◆ **Exercise materials**

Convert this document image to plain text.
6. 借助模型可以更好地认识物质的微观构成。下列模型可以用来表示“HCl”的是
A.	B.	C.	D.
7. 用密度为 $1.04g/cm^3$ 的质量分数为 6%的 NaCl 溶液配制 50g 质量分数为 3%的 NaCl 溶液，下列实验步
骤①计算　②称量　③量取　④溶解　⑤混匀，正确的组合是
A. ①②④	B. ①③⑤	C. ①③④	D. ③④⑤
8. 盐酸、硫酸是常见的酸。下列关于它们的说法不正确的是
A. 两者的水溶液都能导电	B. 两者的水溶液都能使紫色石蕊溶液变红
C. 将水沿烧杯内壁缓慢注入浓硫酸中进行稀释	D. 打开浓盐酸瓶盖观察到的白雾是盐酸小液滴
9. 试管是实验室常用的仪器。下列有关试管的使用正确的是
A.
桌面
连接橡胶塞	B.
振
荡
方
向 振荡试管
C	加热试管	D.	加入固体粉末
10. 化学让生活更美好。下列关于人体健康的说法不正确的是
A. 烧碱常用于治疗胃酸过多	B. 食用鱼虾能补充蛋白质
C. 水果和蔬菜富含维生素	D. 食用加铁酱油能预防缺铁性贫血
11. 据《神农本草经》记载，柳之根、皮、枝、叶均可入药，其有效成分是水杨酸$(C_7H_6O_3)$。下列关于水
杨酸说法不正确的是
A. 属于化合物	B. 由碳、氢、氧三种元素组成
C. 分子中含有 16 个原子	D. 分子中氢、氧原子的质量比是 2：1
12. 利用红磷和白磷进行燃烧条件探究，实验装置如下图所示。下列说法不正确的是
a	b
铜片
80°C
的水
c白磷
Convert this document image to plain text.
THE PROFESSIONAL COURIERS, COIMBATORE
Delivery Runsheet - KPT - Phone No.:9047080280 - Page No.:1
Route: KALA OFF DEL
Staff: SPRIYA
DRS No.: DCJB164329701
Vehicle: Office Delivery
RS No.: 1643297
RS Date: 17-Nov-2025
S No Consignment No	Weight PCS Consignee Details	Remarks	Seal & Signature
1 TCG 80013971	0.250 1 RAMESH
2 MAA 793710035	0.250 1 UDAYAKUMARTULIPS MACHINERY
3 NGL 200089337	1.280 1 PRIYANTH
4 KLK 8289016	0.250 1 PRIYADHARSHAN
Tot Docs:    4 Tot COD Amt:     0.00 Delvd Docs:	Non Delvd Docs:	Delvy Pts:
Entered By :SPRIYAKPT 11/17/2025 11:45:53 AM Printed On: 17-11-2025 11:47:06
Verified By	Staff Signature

◆ **Instruction**
Each entry is to be returned in full, character for character.

◆ **Exercise response**
Convert this document image to plain text.
6. 借助模型可以更好地认识物质的微观构成。下列模型可以用来表示“HCl”的是
A.	B.	C.	D.
7. 用密度为 $1.04g/cm^3$ 的质量分数为 6%的 NaCl 溶液配制 50g 质量分数为 3%的 NaCl 溶液，下列实验步
骤①计算　②称量　③量取　④溶解　⑤混匀，正确的组合是
A. ①②④	B. ①③⑤	C. ①③④	D. ③④⑤
8. 盐酸、硫酸是常见的酸。下列关于它们的说法不正确的是
A. 两者的水溶液都能导电	B. 两者的水溶液都能使紫色石蕊溶液变红
C. 将水沿烧杯内壁缓慢注入浓硫酸中进行稀释	D. 打开浓盐酸瓶盖观察到的白雾是盐酸小液滴
9. 试管是实验室常用的仪器。下列有关试管的使用正确的是
A.
桌面
连接橡胶塞	B.
振
荡
方
向 振荡试管
C	加热试管	D.	加入固体粉末
10. 化学让生活更美好。下列关于人体健康的说法不正确的是
A. 烧碱常用于治疗胃酸过多	B. 食用鱼虾能补充蛋白质
C. 水果和蔬菜富含维生素	D. 食用加铁酱油能预防缺铁性贫血
11. 据《神农本草经》记载，柳之根、皮、枝、叶均可入药，其有效成分是水杨酸$(C_7H_6O_3)$。下列关于水
杨酸说法不正确的是
A. 属于化合物	B. 由碳、氢、氧三种元素组成
C. 分子中含有 16 个原子	D. 分子中氢、氧原子的质量比是 2：1
12. 利用红磷和白磷进行燃烧条件探究，实验装置如下图所示。下列说法不正确的是
a	b
铜片
80°C
的水
c白磷
Convert this document image to plain text.
THE PROFESSIONAL COURIERS, COIMBATORE
Delivery Runsheet - KPT - Phone No.:9047080280 - Page No.:1
Route: KALA OFF DEL
Staff: SPRIYA
DRS No.: DCJB164329701
Vehicle: Office Delivery
RS No.: 1643297
RS Date: 17-Nov-2025
S No Consignment No	Weight PCS Consignee Details	Remarks	Seal & Signature
1 TCG 80013971	0.250 1 RAMESH
2 MAA 793710035	0.250 1 UDAYAKUMARTULIPS MACHINERY
3 NGL 200089337	1.280 1 PRIYANTH
4 KLK 8289016	0.250 1 PRIYADHARSHAN
Tot Docs:    4 Tot COD Amt:     0.00 Delvd Docs:	Non Delvd Docs:	Delvy Pts:
Entered By :SPRIYAKPT 11/17/2025 11:45:53 AM Printed On: 17-11-2025 11:47:06
Verified By	Staff Signature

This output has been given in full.